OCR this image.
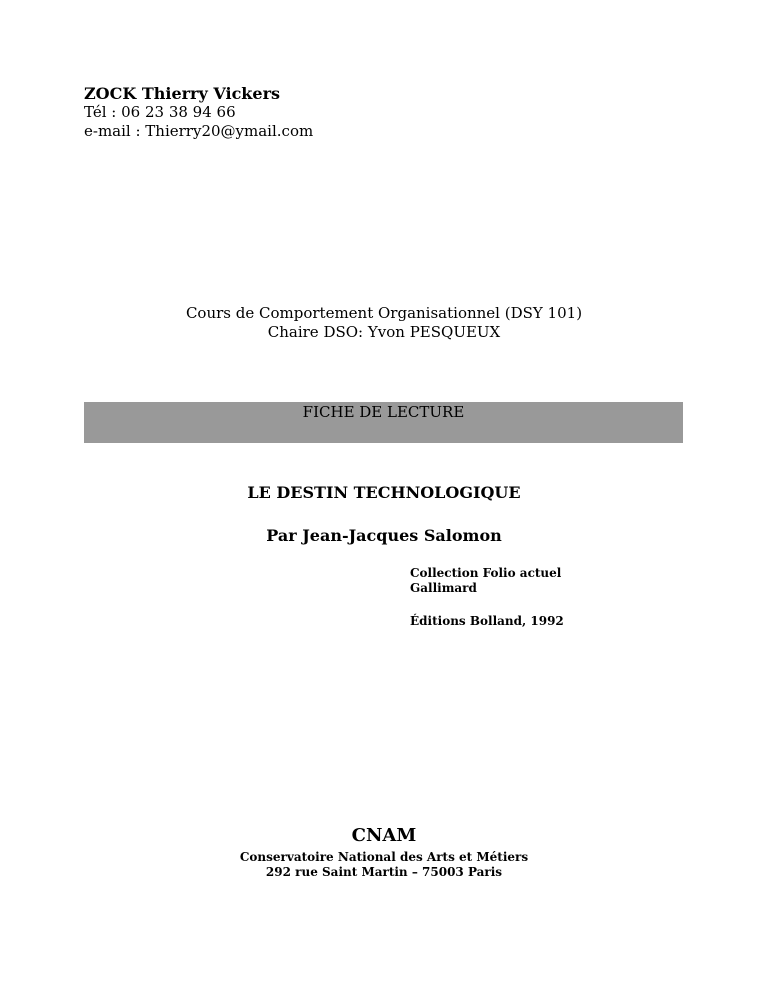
ZOCK Thierry Vickers
Tél : 06 23 38 94 66
e-mail : Thierry20@ymail.com
Cours de Comportement Organisationnel (DSY 101)
Chaire DSO: Yvon PESQUEUX
FICHE DE LECTURE
LE DESTIN TECHNOLOGIQUE
Par Jean-Jacques Salomon
Collection Folio actuel
Gallimard
Éditions Bolland, 1992
CNAM
Conservatoire National des Arts et Métiers
292 rue Saint Martin – 75003 Paris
○ ○ ○ ○ ○ ○ ○
### Given request:
Set down the lines of the records above exactly, apart from the pictures.

### Output of the task:
OCR this image.
ZOCK Thierry Vickers
Tél : 06 23 38 94 66
e-mail : Thierry20@ymail.com
Cours de Comportement Organisationnel (DSY 101)
Chaire DSO: Yvon PESQUEUX
FICHE DE LECTURE
LE DESTIN TECHNOLOGIQUE
Par Jean-Jacques Salomon
Collection Folio actuel
Gallimard
Éditions Bolland, 1992
CNAM
Conservatoire National des Arts et Métiers
292 rue Saint Martin – 75003 Paris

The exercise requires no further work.